* Problem statement *
Every entry needs to be reproduced exactly.
■ ■ ■ ■
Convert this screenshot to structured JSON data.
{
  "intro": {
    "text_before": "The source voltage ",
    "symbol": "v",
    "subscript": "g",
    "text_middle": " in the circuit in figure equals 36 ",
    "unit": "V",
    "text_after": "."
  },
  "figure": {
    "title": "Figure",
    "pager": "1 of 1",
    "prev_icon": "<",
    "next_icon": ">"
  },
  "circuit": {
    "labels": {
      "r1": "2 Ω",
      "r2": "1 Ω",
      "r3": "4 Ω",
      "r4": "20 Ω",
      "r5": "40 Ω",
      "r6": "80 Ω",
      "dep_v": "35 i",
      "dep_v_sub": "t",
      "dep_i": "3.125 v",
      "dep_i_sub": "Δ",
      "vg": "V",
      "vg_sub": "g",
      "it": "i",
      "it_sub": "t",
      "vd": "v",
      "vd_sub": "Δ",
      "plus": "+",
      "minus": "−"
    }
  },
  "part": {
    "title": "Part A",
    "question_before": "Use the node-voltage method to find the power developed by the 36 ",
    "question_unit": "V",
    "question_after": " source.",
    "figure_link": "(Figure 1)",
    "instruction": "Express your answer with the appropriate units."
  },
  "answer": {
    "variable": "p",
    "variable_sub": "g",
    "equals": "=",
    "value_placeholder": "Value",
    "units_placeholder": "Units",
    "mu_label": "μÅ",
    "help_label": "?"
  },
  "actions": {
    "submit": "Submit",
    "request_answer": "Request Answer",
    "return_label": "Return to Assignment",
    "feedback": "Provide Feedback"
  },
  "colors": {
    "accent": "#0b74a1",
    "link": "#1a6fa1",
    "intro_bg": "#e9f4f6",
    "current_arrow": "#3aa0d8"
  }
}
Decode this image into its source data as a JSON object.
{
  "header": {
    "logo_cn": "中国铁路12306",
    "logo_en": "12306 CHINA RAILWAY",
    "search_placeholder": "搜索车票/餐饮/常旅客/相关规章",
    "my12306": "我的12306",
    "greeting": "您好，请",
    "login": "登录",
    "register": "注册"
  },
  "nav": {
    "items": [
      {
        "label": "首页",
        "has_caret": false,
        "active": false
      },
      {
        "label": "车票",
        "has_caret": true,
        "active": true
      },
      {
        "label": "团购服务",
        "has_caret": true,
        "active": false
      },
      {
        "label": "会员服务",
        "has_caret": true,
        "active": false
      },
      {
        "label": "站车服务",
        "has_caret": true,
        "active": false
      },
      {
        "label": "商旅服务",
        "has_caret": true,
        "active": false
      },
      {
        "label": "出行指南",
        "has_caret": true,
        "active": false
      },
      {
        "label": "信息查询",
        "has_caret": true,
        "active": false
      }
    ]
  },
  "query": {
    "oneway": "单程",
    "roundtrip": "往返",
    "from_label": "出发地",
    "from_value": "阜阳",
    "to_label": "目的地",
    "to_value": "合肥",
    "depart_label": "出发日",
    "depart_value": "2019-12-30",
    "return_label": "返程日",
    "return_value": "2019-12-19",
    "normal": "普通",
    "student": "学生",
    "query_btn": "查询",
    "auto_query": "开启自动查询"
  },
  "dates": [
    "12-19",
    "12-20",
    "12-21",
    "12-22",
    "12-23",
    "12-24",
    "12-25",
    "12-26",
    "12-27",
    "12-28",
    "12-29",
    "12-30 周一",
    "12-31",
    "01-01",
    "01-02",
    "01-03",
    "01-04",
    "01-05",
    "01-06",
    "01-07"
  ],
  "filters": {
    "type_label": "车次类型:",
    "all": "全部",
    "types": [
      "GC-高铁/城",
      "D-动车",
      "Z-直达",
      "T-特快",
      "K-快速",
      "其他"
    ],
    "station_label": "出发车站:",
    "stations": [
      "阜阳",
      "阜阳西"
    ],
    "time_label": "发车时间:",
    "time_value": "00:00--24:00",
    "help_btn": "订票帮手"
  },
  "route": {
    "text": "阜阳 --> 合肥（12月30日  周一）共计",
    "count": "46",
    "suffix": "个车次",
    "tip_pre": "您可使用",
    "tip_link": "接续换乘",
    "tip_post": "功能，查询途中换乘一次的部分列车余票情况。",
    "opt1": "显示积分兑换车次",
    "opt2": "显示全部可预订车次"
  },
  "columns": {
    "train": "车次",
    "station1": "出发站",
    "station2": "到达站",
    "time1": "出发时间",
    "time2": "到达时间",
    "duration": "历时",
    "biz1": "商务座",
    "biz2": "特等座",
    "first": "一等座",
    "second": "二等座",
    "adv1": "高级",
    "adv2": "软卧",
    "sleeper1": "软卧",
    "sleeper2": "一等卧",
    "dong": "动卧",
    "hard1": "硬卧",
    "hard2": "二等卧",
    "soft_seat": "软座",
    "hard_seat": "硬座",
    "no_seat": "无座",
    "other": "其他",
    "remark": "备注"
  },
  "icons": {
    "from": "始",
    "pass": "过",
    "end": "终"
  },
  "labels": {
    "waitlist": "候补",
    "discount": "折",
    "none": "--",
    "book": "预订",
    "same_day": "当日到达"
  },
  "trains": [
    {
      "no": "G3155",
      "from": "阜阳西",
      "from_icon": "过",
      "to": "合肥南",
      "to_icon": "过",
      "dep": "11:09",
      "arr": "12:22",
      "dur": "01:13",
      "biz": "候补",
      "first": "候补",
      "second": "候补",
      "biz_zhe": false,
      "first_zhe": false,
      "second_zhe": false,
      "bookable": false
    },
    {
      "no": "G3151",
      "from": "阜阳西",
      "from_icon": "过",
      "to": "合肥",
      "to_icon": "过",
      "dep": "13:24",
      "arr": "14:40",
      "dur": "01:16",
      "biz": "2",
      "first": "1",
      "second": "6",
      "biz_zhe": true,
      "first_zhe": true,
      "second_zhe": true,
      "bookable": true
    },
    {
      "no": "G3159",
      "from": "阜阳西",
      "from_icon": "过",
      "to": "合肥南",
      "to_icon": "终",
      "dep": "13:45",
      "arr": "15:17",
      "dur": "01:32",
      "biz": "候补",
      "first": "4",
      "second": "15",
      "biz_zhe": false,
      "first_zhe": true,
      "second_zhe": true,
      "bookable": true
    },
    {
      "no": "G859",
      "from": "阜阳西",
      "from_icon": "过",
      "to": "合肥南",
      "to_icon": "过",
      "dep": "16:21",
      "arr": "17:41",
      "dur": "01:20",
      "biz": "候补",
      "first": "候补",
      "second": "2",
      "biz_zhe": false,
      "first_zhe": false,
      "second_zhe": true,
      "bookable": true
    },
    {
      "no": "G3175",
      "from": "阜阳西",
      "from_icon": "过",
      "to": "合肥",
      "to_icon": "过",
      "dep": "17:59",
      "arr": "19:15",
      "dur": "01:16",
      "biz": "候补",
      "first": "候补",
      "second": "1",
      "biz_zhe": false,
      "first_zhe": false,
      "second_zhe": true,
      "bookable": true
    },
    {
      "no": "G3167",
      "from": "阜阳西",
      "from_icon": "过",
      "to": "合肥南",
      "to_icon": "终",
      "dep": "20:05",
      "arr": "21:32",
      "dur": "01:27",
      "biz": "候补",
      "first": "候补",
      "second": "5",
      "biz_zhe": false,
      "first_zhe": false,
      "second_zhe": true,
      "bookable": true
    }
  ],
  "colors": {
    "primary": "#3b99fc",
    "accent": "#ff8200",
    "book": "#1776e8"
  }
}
■ ■ ■ ■
* Output *
Convert this screenshot to structured JSON data.
{
  "intro": {
    "text_before": "The source voltage ",
    "symbol": "v",
    "subscript": "g",
    "text_middle": " in the circuit in figure equals 36 ",
    "unit": "V",
    "text_after": "."
  },
  "figure": {
    "title": "Figure",
    "pager": "1 of 1",
    "prev_icon": "<",
    "next_icon": ">"
  },
  "circuit": {
    "labels": {
      "r1": "2 Ω",
      "r2": "1 Ω",
      "r3": "4 Ω",
      "r4": "20 Ω",
      "r5": "40 Ω",
      "r6": "80 Ω",
      "dep_v": "35 i",
      "dep_v_sub": "t",
      "dep_i": "3.125 v",
      "dep_i_sub": "Δ",
      "vg": "V",
      "vg_sub": "g",
      "it": "i",
      "it_sub": "t",
      "vd": "v",
      "vd_sub": "Δ",
      "plus": "+",
      "minus": "−"
    }
  },
  "part": {
    "title": "Part A",
    "question_before": "Use the node-voltage method to find the power developed by the 36 ",
    "question_unit": "V",
    "question_after": " source.",
    "figure_link": "(Figure 1)",
    "instruction": "Express your answer with the appropriate units."
  },
  "answer": {
    "variable": "p",
    "variable_sub": "g",
    "equals": "=",
    "value_placeholder": "Value",
    "units_placeholder": "Units",
    "mu_label": "μÅ",
    "help_label": "?"
  },
  "actions": {
    "submit": "Submit",
    "request_answer": "Request Answer",
    "return_label": "Return to Assignment",
    "feedback": "Provide Feedback"
  },
  "colors": {
    "accent": "#0b74a1",
    "link": "#1a6fa1",
    "intro_bg": "#e9f4f6",
    "current_arrow": "#3aa0d8"
  }
}
Decode this image into its source data as a JSON object.
{
  "header": {
    "logo_cn": "中国铁路12306",
    "logo_en": "12306 CHINA RAILWAY",
    "search_placeholder": "搜索车票/餐饮/常旅客/相关规章",
    "my12306": "我的12306",
    "greeting": "您好，请",
    "login": "登录",
    "register": "注册"
  },
  "nav": {
    "items": [
      {
        "label": "首页",
        "has_caret": false,
        "active": false
      },
      {
        "label": "车票",
        "has_caret": true,
        "active": true
      },
      {
        "label": "团购服务",
        "has_caret": true,
        "active": false
      },
      {
        "label": "会员服务",
        "has_caret": true,
        "active": false
      },
      {
        "label": "站车服务",
        "has_caret": true,
        "active": false
      },
      {
        "label": "商旅服务",
        "has_caret": true,
        "active": false
      },
      {
        "label": "出行指南",
        "has_caret": true,
        "active": false
      },
      {
        "label": "信息查询",
        "has_caret": true,
        "active": false
      }
    ]
  },
  "query": {
    "oneway": "单程",
    "roundtrip": "往返",
    "from_label": "出发地",
    "from_value": "阜阳",
    "to_label": "目的地",
    "to_value": "合肥",
    "depart_label": "出发日",
    "depart_value": "2019-12-30",
    "return_label": "返程日",
    "return_value": "2019-12-19",
    "normal": "普通",
    "student": "学生",
    "query_btn": "查询",
    "auto_query": "开启自动查询"
  },
  "dates": [
    "12-19",
    "12-20",
    "12-21",
    "12-22",
    "12-23",
    "12-24",
    "12-25",
    "12-26",
    "12-27",
    "12-28",
    "12-29",
    "12-30 周一",
    "12-31",
    "01-01",
    "01-02",
    "01-03",
    "01-04",
    "01-05",
    "01-06",
    "01-07"
  ],
  "filters": {
    "type_label": "车次类型:",
    "all": "全部",
    "types": [
      "GC-高铁/城",
      "D-动车",
      "Z-直达",
      "T-特快",
      "K-快速",
      "其他"
    ],
    "station_label": "出发车站:",
    "stations": [
      "阜阳",
      "阜阳西"
    ],
    "time_label": "发车时间:",
    "time_value": "00:00--24:00",
    "help_btn": "订票帮手"
  },
  "route": {
    "text": "阜阳 --> 合肥（12月30日  周一）共计",
    "count": "46",
    "suffix": "个车次",
    "tip_pre": "您可使用",
    "tip_link": "接续换乘",
    "tip_post": "功能，查询途中换乘一次的部分列车余票情况。",
    "opt1": "显示积分兑换车次",
    "opt2": "显示全部可预订车次"
  },
  "columns": {
    "train": "车次",
    "station1": "出发站",
    "station2": "到达站",
    "time1": "出发时间",
    "time2": "到达时间",
    "duration": "历时",
    "biz1": "商务座",
    "biz2": "特等座",
    "first": "一等座",
    "second": "二等座",
    "adv1": "高级",
    "adv2": "软卧",
    "sleeper1": "软卧",
    "sleeper2": "一等卧",
    "dong": "动卧",
    "hard1": "硬卧",
    "hard2": "二等卧",
    "soft_seat": "软座",
    "hard_seat": "硬座",
    "no_seat": "无座",
    "other": "其他",
    "remark": "备注"
  },
  "icons": {
    "from": "始",
    "pass": "过",
    "end": "终"
  },
  "labels": {
    "waitlist": "候补",
    "discount": "折",
    "none": "--",
    "book": "预订",
    "same_day": "当日到达"
  },
  "trains": [
    {
      "no": "G3155",
      "from": "阜阳西",
      "from_icon": "过",
      "to": "合肥南",
      "to_icon": "过",
      "dep": "11:09",
      "arr": "12:22",
      "dur": "01:13",
      "biz": "候补",
      "first": "候补",
      "second": "候补",
      "biz_zhe": false,
      "first_zhe": false,
      "second_zhe": false,
      "bookable": false
    },
    {
      "no": "G3151",
      "from": "阜阳西",
      "from_icon": "过",
      "to": "合肥",
      "to_icon": "过",
      "dep": "13:24",
      "arr": "14:40",
      "dur": "01:16",
      "biz": "2",
      "first": "1",
      "second": "6",
      "biz_zhe": true,
      "first_zhe": true,
      "second_zhe": true,
      "bookable": true
    },
    {
      "no": "G3159",
      "from": "阜阳西",
      "from_icon": "过",
      "to": "合肥南",
      "to_icon": "终",
      "dep": "13:45",
      "arr": "15:17",
      "dur": "01:32",
      "biz": "候补",
      "first": "4",
      "second": "15",
      "biz_zhe": false,
      "first_zhe": true,
      "second_zhe": true,
      "bookable": true
    },
    {
      "no": "G859",
      "from": "阜阳西",
      "from_icon": "过",
      "to": "合肥南",
      "to_icon": "过",
      "dep": "16:21",
      "arr": "17:41",
      "dur": "01:20",
      "biz": "候补",
      "first": "候补",
      "second": "2",
      "biz_zhe": false,
      "first_zhe": false,
      "second_zhe": true,
      "bookable": true
    },
    {
      "no": "G3175",
      "from": "阜阳西",
      "from_icon": "过",
      "to": "合肥",
      "to_icon": "过",
      "dep": "17:59",
      "arr": "19:15",
      "dur": "01:16",
      "biz": "候补",
      "first": "候补",
      "second": "1",
      "biz_zhe": false,
      "first_zhe": false,
      "second_zhe": true,
      "bookable": true
    },
    {
      "no": "G3167",
      "from": "阜阳西",
      "from_icon": "过",
      "to": "合肥南",
      "to_icon": "终",
      "dep": "20:05",
      "arr": "21:32",
      "dur": "01:27",
      "biz": "候补",
      "first": "候补",
      "second": "5",
      "biz_zhe": false,
      "first_zhe": false,
      "second_zhe": true,
      "bookable": true
    }
  ],
  "colors": {
    "primary": "#3b99fc",
    "accent": "#ff8200",
    "book": "#1776e8"
  }
}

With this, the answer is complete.